TASK TO COMPLETE: Render every entry verbatim.

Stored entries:
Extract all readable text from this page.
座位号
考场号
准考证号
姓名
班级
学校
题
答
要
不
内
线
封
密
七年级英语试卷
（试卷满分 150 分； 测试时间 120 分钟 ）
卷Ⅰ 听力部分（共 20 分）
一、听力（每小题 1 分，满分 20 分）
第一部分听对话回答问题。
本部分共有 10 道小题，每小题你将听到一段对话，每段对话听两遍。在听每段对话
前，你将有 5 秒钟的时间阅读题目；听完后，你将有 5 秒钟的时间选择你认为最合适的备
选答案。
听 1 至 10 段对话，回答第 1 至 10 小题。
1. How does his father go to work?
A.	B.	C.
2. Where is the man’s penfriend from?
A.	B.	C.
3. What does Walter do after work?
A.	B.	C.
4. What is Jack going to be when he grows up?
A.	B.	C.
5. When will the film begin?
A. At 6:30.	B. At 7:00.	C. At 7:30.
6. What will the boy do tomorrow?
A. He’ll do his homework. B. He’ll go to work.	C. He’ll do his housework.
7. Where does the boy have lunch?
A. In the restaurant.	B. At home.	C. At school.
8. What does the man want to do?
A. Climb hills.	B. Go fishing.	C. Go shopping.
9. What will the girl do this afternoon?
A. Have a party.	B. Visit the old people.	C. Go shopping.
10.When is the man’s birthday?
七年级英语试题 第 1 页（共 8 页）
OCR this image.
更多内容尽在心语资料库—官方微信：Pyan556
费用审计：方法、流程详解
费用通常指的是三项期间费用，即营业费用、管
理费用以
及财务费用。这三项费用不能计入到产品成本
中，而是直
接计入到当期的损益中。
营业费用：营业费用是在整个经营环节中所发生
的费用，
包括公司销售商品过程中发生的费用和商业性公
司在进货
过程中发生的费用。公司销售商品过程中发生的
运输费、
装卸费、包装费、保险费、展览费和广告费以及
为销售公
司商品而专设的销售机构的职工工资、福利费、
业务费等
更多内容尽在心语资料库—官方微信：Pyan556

EXERCISE ANSWER:
Extract all readable text from this page.
座位号
考场号
准考证号
姓名
班级
学校
题
答
要
不
内
线
封
密
七年级英语试卷
（试卷满分 150 分； 测试时间 120 分钟 ）
卷Ⅰ 听力部分（共 20 分）
一、听力（每小题 1 分，满分 20 分）
第一部分听对话回答问题。
本部分共有 10 道小题，每小题你将听到一段对话，每段对话听两遍。在听每段对话
前，你将有 5 秒钟的时间阅读题目；听完后，你将有 5 秒钟的时间选择你认为最合适的备
选答案。
听 1 至 10 段对话，回答第 1 至 10 小题。
1. How does his father go to work?
A.	B.	C.
2. Where is the man’s penfriend from?
A.	B.	C.
3. What does Walter do after work?
A.	B.	C.
4. What is Jack going to be when he grows up?
A.	B.	C.
5. When will the film begin?
A. At 6:30.	B. At 7:00.	C. At 7:30.
6. What will the boy do tomorrow?
A. He’ll do his homework. B. He’ll go to work.	C. He’ll do his housework.
7. Where does the boy have lunch?
A. In the restaurant.	B. At home.	C. At school.
8. What does the man want to do?
A. Climb hills.	B. Go fishing.	C. Go shopping.
9. What will the girl do this afternoon?
A. Have a party.	B. Visit the old people.	C. Go shopping.
10.When is the man’s birthday?
七年级英语试题 第 1 页（共 8 页）
OCR this image.
更多内容尽在心语资料库—官方微信：Pyan556
费用审计：方法、流程详解
费用通常指的是三项期间费用，即营业费用、管
理费用以
及财务费用。这三项费用不能计入到产品成本
中，而是直
接计入到当期的损益中。
营业费用：营业费用是在整个经营环节中所发生
的费用，
包括公司销售商品过程中发生的费用和商业性公
司在进货
过程中发生的费用。公司销售商品过程中发生的
运输费、
装卸费、包装费、保险费、展览费和广告费以及
为销售公
司商品而专设的销售机构的职工工资、福利费、
业务费等
更多内容尽在心语资料库—官方微信：Pyan556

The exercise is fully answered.